Work required:
Please quote the material exactly, every line of it.

(Data listing)
● ● ●
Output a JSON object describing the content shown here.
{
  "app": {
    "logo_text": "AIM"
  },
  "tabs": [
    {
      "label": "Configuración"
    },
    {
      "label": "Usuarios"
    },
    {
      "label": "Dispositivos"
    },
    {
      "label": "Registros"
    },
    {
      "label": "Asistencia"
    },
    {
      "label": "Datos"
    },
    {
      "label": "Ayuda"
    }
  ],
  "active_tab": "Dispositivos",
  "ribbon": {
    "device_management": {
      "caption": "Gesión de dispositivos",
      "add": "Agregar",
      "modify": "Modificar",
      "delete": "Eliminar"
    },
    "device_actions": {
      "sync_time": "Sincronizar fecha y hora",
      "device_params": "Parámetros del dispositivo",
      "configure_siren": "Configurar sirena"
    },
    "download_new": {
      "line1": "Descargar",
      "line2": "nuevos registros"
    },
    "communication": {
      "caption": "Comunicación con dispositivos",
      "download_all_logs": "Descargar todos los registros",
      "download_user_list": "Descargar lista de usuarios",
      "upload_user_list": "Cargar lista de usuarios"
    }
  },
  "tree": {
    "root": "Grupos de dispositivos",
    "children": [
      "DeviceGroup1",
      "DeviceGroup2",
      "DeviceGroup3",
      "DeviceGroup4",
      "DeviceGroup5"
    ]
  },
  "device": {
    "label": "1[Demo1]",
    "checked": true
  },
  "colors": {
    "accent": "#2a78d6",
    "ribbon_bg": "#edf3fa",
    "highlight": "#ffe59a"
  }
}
● ● ●
Written response:
Output a JSON object describing the content shown here.
{
  "app": {
    "logo_text": "AIM"
  },
  "tabs": [
    {
      "label": "Configuración"
    },
    {
      "label": "Usuarios"
    },
    {
      "label": "Dispositivos"
    },
    {
      "label": "Registros"
    },
    {
      "label": "Asistencia"
    },
    {
      "label": "Datos"
    },
    {
      "label": "Ayuda"
    }
  ],
  "active_tab": "Dispositivos",
  "ribbon": {
    "device_management": {
      "caption": "Gesión de dispositivos",
      "add": "Agregar",
      "modify": "Modificar",
      "delete": "Eliminar"
    },
    "device_actions": {
      "sync_time": "Sincronizar fecha y hora",
      "device_params": "Parámetros del dispositivo",
      "configure_siren": "Configurar sirena"
    },
    "download_new": {
      "line1": "Descargar",
      "line2": "nuevos registros"
    },
    "communication": {
      "caption": "Comunicación con dispositivos",
      "download_all_logs": "Descargar todos los registros",
      "download_user_list": "Descargar lista de usuarios",
      "upload_user_list": "Cargar lista de usuarios"
    }
  },
  "tree": {
    "root": "Grupos de dispositivos",
    "children": [
      "DeviceGroup1",
      "DeviceGroup2",
      "DeviceGroup3",
      "DeviceGroup4",
      "DeviceGroup5"
    ]
  },
  "device": {
    "label": "1[Demo1]",
    "checked": true
  },
  "colors": {
    "accent": "#2a78d6",
    "ribbon_bg": "#edf3fa",
    "highlight": "#ffe59a"
  }
}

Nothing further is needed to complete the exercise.